Exercise prompt: Report every line below that holds the word "anúncios".

>>>

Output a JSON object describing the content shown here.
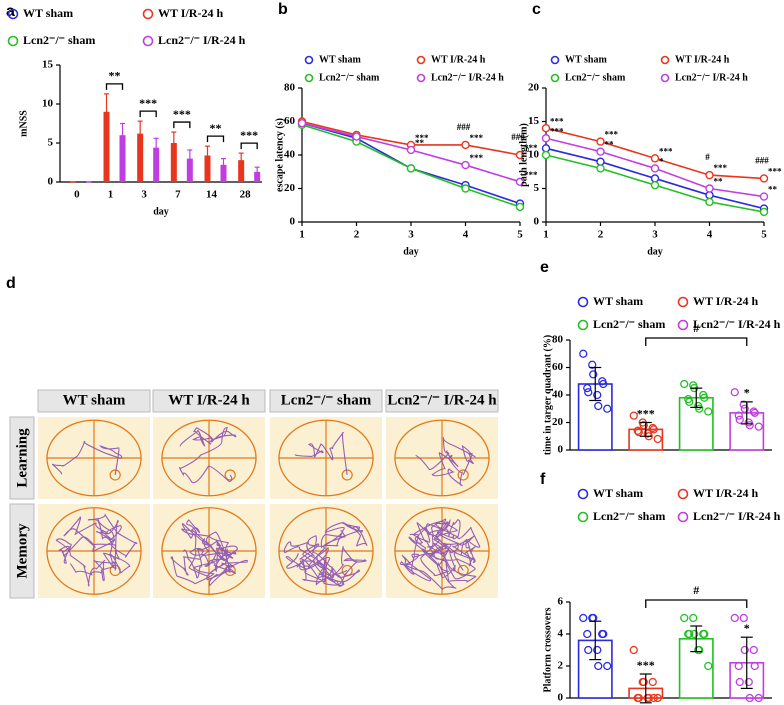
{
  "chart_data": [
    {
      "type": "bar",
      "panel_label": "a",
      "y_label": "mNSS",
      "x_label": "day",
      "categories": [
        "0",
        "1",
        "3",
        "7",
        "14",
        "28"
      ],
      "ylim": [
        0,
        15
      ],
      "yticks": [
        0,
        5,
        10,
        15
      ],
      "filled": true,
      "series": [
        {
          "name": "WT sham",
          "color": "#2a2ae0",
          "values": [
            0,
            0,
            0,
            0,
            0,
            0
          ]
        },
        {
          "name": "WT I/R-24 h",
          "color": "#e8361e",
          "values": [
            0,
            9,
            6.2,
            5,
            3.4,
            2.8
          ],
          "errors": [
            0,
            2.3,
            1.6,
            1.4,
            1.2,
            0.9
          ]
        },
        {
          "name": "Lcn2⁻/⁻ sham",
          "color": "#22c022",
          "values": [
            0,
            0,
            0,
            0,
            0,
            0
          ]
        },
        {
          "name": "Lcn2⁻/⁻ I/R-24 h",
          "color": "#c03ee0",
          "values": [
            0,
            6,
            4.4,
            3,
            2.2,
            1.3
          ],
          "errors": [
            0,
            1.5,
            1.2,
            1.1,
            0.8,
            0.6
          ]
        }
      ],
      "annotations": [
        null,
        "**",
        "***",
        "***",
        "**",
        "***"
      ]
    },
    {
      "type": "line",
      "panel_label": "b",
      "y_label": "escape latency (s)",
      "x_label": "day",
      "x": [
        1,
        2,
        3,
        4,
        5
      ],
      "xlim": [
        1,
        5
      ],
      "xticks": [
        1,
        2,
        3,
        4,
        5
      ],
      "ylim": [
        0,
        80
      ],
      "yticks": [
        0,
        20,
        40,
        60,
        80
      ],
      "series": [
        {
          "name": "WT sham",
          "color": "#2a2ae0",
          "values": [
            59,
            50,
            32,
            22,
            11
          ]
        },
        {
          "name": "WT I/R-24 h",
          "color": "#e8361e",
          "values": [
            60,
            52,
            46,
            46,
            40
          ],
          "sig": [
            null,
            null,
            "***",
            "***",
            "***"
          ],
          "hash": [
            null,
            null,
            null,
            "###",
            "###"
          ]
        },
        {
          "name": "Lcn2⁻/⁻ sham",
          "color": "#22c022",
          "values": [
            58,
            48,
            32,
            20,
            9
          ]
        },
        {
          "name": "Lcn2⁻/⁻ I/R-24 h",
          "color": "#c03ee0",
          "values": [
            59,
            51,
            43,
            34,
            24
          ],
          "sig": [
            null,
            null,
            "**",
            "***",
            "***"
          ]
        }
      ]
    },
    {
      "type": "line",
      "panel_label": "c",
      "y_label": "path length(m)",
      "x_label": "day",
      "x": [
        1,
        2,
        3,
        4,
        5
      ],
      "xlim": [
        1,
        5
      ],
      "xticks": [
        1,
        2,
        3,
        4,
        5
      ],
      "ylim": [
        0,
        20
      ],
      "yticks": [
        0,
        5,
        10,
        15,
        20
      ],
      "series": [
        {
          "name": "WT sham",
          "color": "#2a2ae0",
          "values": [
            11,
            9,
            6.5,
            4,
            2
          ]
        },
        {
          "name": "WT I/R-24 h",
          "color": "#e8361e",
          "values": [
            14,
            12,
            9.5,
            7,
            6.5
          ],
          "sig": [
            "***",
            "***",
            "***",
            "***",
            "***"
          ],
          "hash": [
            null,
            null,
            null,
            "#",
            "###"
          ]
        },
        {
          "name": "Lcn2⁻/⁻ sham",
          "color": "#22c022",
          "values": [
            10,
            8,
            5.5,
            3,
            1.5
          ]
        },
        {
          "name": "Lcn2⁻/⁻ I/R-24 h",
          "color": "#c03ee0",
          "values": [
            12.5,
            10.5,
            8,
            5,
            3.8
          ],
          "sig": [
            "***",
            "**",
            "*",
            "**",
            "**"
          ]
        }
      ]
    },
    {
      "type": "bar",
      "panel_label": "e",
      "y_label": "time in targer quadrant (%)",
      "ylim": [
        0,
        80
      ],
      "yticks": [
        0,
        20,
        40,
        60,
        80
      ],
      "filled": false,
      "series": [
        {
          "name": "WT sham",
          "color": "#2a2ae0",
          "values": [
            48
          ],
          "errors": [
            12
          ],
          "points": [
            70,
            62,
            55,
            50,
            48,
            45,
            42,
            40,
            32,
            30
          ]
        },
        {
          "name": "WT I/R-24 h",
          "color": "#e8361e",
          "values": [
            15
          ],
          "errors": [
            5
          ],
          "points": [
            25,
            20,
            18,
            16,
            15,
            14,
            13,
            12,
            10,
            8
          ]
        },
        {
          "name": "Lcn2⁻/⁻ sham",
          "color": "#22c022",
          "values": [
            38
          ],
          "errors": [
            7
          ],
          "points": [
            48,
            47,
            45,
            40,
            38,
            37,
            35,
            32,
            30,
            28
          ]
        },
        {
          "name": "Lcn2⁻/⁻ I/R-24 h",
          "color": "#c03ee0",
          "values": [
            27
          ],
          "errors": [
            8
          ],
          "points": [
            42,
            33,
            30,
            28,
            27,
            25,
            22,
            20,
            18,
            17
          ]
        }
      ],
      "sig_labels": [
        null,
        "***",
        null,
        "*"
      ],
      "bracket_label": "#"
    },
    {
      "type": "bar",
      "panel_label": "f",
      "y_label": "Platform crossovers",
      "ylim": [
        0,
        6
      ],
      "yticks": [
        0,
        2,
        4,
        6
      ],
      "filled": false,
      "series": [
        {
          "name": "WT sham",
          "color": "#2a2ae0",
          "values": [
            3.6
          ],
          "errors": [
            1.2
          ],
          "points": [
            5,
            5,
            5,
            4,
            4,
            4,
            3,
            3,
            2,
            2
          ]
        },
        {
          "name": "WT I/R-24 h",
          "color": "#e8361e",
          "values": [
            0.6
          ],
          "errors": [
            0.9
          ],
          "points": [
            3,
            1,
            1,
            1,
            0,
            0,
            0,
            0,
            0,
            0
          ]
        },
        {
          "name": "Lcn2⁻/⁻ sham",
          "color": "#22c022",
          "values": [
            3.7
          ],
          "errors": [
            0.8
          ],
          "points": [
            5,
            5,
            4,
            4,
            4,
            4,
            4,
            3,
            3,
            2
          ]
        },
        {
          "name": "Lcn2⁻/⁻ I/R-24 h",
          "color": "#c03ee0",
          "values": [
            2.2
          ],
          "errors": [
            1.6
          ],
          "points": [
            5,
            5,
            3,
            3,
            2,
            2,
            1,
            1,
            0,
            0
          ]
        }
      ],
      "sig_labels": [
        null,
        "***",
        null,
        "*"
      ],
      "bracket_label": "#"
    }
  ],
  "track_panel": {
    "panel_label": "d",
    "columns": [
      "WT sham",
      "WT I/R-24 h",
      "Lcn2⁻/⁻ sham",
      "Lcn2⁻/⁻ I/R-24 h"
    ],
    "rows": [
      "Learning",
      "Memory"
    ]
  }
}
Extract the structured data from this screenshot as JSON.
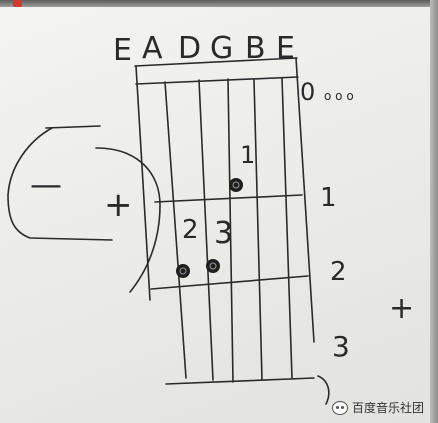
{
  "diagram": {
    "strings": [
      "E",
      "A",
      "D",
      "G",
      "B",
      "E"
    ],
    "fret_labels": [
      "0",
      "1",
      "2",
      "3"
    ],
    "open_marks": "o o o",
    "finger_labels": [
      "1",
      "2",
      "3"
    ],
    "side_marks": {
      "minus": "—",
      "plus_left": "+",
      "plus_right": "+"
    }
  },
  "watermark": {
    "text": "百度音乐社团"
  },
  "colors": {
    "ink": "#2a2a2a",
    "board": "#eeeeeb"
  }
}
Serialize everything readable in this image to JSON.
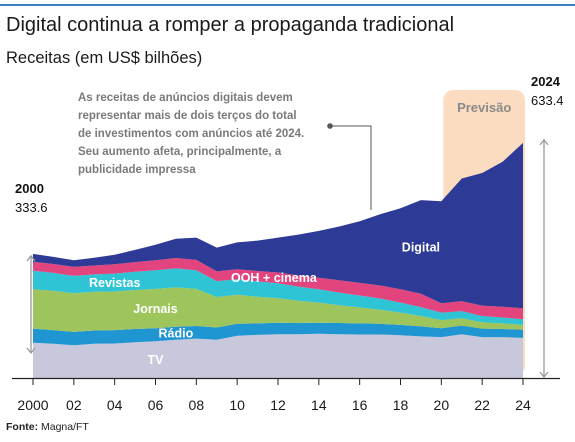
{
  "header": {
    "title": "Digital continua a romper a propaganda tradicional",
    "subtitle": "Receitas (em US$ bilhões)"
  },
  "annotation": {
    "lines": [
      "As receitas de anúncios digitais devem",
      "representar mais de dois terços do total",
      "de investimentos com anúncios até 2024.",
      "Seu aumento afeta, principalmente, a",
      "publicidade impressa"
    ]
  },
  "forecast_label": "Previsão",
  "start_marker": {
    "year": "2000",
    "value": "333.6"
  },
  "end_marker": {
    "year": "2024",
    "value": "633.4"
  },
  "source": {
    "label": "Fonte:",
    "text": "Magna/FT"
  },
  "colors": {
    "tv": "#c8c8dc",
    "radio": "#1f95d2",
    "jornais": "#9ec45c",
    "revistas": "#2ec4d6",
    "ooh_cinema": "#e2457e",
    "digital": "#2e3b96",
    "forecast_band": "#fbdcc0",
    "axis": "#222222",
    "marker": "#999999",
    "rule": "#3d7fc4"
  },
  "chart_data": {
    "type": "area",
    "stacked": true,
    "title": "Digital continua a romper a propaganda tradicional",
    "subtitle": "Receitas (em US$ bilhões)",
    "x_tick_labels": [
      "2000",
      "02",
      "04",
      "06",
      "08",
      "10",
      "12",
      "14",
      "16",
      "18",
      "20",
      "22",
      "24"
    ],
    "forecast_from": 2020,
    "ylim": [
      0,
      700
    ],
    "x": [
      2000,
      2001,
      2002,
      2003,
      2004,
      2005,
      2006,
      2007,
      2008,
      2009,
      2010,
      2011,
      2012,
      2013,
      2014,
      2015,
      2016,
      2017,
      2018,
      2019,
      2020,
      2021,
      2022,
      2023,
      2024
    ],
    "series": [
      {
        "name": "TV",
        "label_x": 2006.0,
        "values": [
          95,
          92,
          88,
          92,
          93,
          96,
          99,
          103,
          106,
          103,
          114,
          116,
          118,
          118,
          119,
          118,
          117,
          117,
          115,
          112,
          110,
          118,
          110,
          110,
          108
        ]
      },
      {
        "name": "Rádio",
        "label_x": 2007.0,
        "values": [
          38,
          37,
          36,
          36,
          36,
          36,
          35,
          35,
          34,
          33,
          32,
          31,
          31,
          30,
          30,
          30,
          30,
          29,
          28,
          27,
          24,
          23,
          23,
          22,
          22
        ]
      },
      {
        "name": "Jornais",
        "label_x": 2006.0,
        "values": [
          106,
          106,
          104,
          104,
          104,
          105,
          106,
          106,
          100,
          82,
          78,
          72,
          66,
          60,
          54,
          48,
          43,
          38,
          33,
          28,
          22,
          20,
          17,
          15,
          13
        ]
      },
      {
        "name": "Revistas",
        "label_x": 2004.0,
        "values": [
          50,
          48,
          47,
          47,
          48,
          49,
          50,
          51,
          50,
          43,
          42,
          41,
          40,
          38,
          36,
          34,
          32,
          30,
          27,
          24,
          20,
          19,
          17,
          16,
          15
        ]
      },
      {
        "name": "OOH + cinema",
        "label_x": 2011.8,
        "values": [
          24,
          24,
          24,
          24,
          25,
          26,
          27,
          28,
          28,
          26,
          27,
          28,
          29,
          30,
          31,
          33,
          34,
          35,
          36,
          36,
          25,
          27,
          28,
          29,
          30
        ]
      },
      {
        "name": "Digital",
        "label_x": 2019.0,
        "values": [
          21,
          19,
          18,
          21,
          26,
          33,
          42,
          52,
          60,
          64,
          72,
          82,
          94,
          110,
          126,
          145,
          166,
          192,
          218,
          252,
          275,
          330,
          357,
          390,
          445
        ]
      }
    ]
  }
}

<<<

Answer to this problem:
      "As receitas de anúncios digitais devem",
      "de investimentos com anúncios até 2024.",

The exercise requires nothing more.